### Exercise directions
Lines that include the word "performances" are the ones to copy.

______________________________

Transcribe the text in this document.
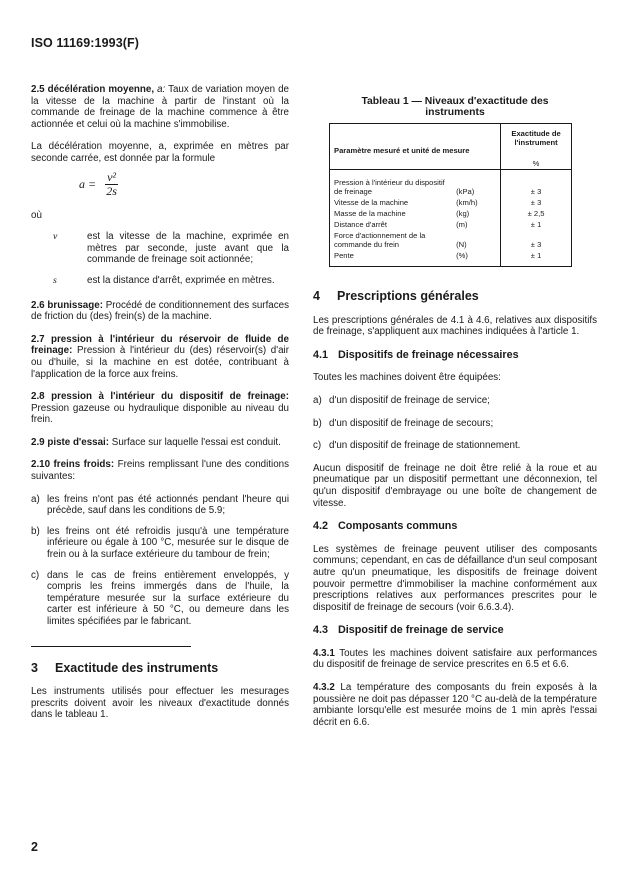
ISO 11169:1993(F)

2.5 décélération moyenne, a: Taux de variation moyen de la vitesse de la machine à partir de l'instant où la commande de freinage de la machine commence à être actionnée et celui où la machine s'immobilise.

La décélération moyenne, a, exprimée en mètres par seconde carrée, est donnée par la formule

$a = \frac{\text{v²}}{2s}$

où

v	est la vitesse de la machine, exprimée en mètres par seconde, juste avant que la commande de freinage soit actionnée;
s	est la distance d'arrêt, exprimée en mètres.

2.6 brunissage: Procédé de conditionnement des surfaces de friction du (des) frein(s) de la machine.

2.7 pression à l'intérieur du réservoir de fluide de freinage: Pression à l'intérieur du (des) réservoir(s) d'air ou d'huile, si la machine en est dotée, contribuant à l'application de la force aux freins.

2.8 pression à l'intérieur du dispositif de freinage: Pression gazeuse ou hydraulique disponible au niveau du frein.

2.9 piste d'essai: Surface sur laquelle l'essai est conduit.

2.10 freins froids: Freins remplissant l'une des conditions suivantes:

a) les freins n'ont pas été actionnés pendant l'heure qui précède, sauf dans les conditions de 5.9;
b) les freins ont été refroidis jusqu'à une température inférieure ou égale à 100 °C, mesurée sur le disque de frein ou à la surface extérieure du tambour de frein;
c) dans le cas de freins entièrement enveloppés, y compris les freins immergés dans de l'huile, la température mesurée sur la surface extérieure du carter est inférieure à 50 °C, ou demeure dans les limites spécifiées par le fabricant.
3	Exactitude des instruments

Les instruments utilisés pour effectuer les mesurages prescrits doivent avoir les niveaux d'exactitude donnés dans le tableau 1.

Tableau 1 — Niveaux d'exactitude des
instruments
Paramètre mesuré et unité de mesure		Exactitude de
l'instrument
%

Pression à l'intérieur du dispositif de freinage	(kPa)	± 3
Vitesse de la machine	(km/h)	± 3
Masse de la machine	(kg)	± 2,5
Distance d'arrêt	(m)	± 1
Force d'actionnement de la commande du frein	(N)	± 3
Pente	(%)	± 1
4	Prescriptions générales

Les prescriptions générales de 4.1 à 4.6, relatives aux dispositifs de freinage, s'appliquent aux machines indiquées à l'article 1.

4.1 Dispositifs de freinage nécessaires

Toutes les machines doivent être équipées:

a) d'un dispositif de freinage de service;
b) d'un dispositif de freinage de secours;
c) d'un dispositif de freinage de stationnement.

Aucun dispositif de freinage ne doit être relié à la roue et au pneumatique par un dispositif permettant une déconnexion, tel qu'un dispositif d'embrayage ou une boîte de changement de vitesse.

4.2 Composants communs

Les systèmes de freinage peuvent utiliser des composants communs; cependant, en cas de défaillance d'un seul composant autre qu'un pneumatique, les dispositifs de freinage doivent pouvoir permettre d'immobiliser la machine conformément aux prescriptions relatives aux performances prescrites pour le dispositif de freinage de secours (voir 6.6.3.4).

4.3 Dispositif de freinage de service

4.3.1 Toutes les machines doivent satisfaire aux performances du dispositif de freinage de service prescrites en 6.5 et 6.6.

4.3.2 La température des composants du frein exposés à la poussière ne doit pas dépasser 120 °C au-delà de la température ambiante lorsqu'elle est mesurée moins de 1 min après l'essai décrit en 6.6.

2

______________________________

### Task solution
Les systèmes de freinage peuvent utiliser des composants communs; cependant, en cas de défaillance d'un seul composant autre qu'un pneumatique, les dispositifs de freinage doivent pouvoir permettre d'immobiliser la machine conformément aux prescriptions relatives aux performances prescrites pour le dispositif de freinage de secours (voir 6.6.3.4).
4.3.1 Toutes les machines doivent satisfaire aux performances du dispositif de freinage de service prescrites en 6.5 et 6.6.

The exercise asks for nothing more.